(Data records)
********************

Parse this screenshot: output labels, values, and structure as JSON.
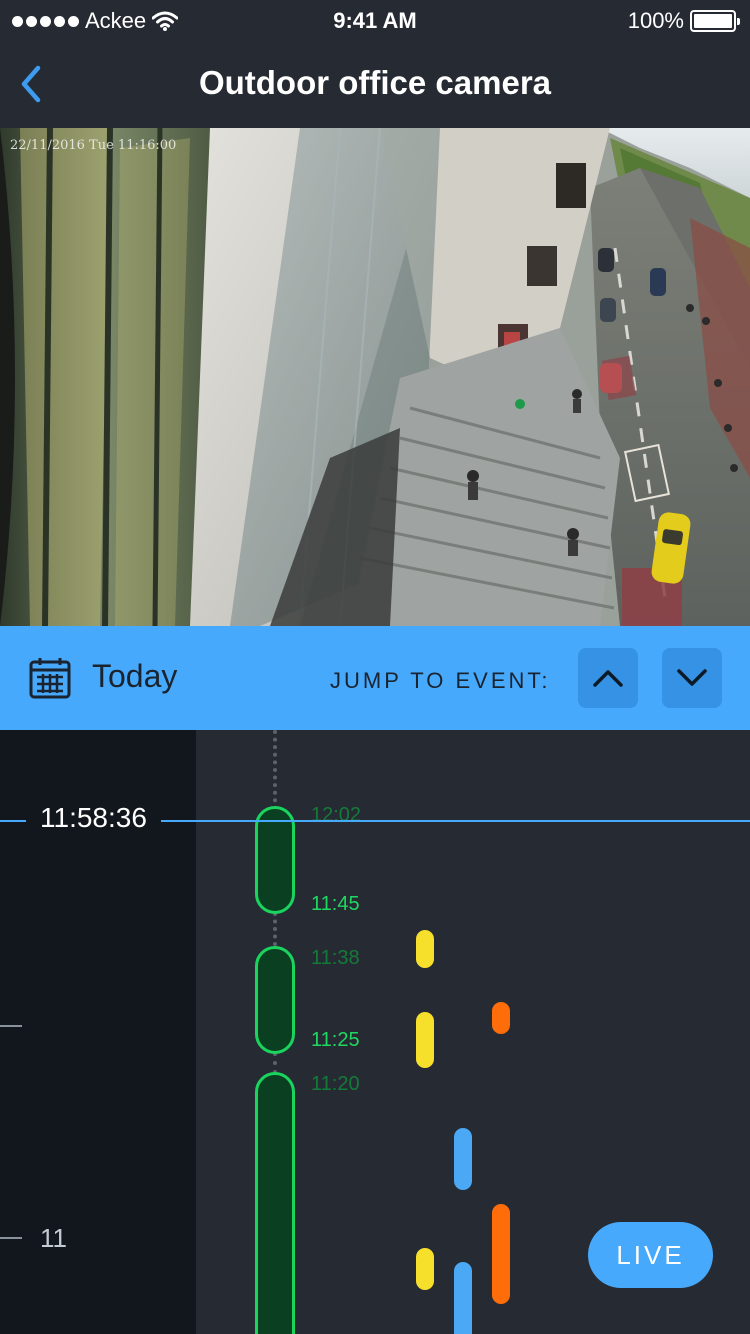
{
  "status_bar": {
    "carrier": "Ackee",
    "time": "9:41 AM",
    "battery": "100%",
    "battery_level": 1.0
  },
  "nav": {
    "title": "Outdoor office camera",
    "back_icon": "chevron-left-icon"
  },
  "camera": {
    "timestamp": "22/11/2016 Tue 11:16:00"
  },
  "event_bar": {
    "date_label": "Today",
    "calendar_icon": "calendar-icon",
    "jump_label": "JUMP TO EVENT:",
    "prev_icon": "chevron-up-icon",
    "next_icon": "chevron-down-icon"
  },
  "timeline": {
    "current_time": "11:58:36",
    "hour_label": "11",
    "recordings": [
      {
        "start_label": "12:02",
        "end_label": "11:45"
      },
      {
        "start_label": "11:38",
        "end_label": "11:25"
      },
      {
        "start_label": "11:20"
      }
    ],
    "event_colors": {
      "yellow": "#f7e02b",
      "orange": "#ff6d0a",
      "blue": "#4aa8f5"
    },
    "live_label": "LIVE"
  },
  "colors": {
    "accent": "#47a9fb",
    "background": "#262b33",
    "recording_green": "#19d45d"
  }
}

********************

*Written problem:*
Find every line in the records that contains the word "icon"; copy those lines.

*Output below:*
    "back_icon": "chevron-left-icon"
    "calendar_icon": "calendar-icon",
    "prev_icon": "chevron-up-icon",
    "next_icon": "chevron-down-icon"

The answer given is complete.